Zu erledigende Aufgaben:
(A) Nenne alle Titel, die im Text über Science Fiction und Bach in Guillemets (» «) stehen.
(B) Greife den Text über Science Fiction und Bach nach seinem letzten Satz auf und schreibe ihn weiter.

Viel Stoff für die Ohren bieten die Tonmitschnitte der Seminare Science Fiction and Politics von Courtney Brown. Bereits verkostet habe ich die Einführungsfolge, sowie die Beiträge zu Neal Stephensons »Snow Crash«. Ganz besonders freut mich, dass auch das Werk der Science Fiction-Musikerin Janelle Monáe berücksicht wird.
Zuckerl: Popkultur & Kunst
Seit ich als Hauptschüler Bachs Orgelmusik in der Einspielung von Helmut Walcha kennenlernte, und kurz darauf die Böhmsche Einspielung der Brandenburgischen, bin ich dem Jay Es Be verfallen. Letztes und dieses Jahr hatte ich wieder eine von diesen monatelangen Phasen, in denen ich auf dem Weg zur und von der Arbeit praktisch nur Bach hörte (Savall und Göbel-Einspielungen). — David Ramirer ist einer meiner Freunde, die so eine arge Bach-Begeisterung verstehen. Ihn hat’s, wie’s scheint, in letzter Zeit auch wieder vermehrt zum Thomas Cantor hingezogen, denn in seinem Blog tummeln sich wieder vermehrt elektromusikalische- und bildnerische Interprationen Bach’scher Werke: hier erstmal zum Hören für die freunde gehobener contrapunktik das »Ricercar a 6« (aus »Musikalisches Opfer«), und anschließend dann zwei visuelle Analysen / Umsetzungen dieses Stücks: ein wenig musikanalyse am mittwochabend und ein semi-chromatischer tanz.

Datenzeilen:
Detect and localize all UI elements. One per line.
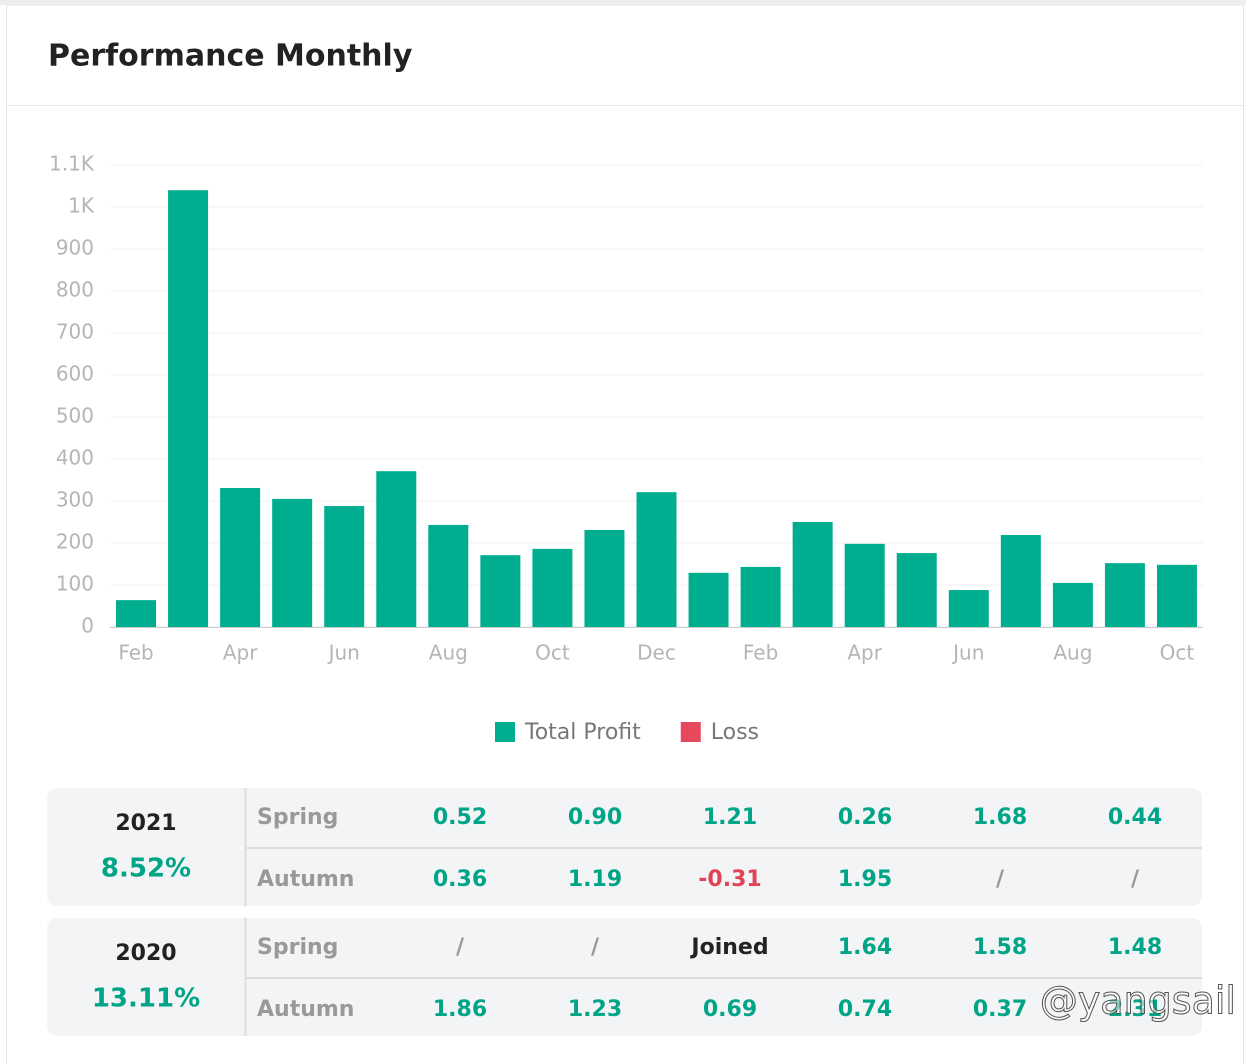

Ergebnisse je Aufgabe:
(A) »Snow Crash«, »Ricercar a 6«, »Musikalisches Opfer«

(B)
Dank an Andrea für diesen Linktipp: Kent Rogowski macht Collagen aus verschiedenen Puzzels und nennt diese knallbunten Farbgranaten dann Love=Love.
Das Architektur-Blog ›The Web Urbanist‹ bietet einen umwerfenden Rundgang durch menschengemachte Himmelgewölbe: 15 Stunning Modern Ceiling Designs.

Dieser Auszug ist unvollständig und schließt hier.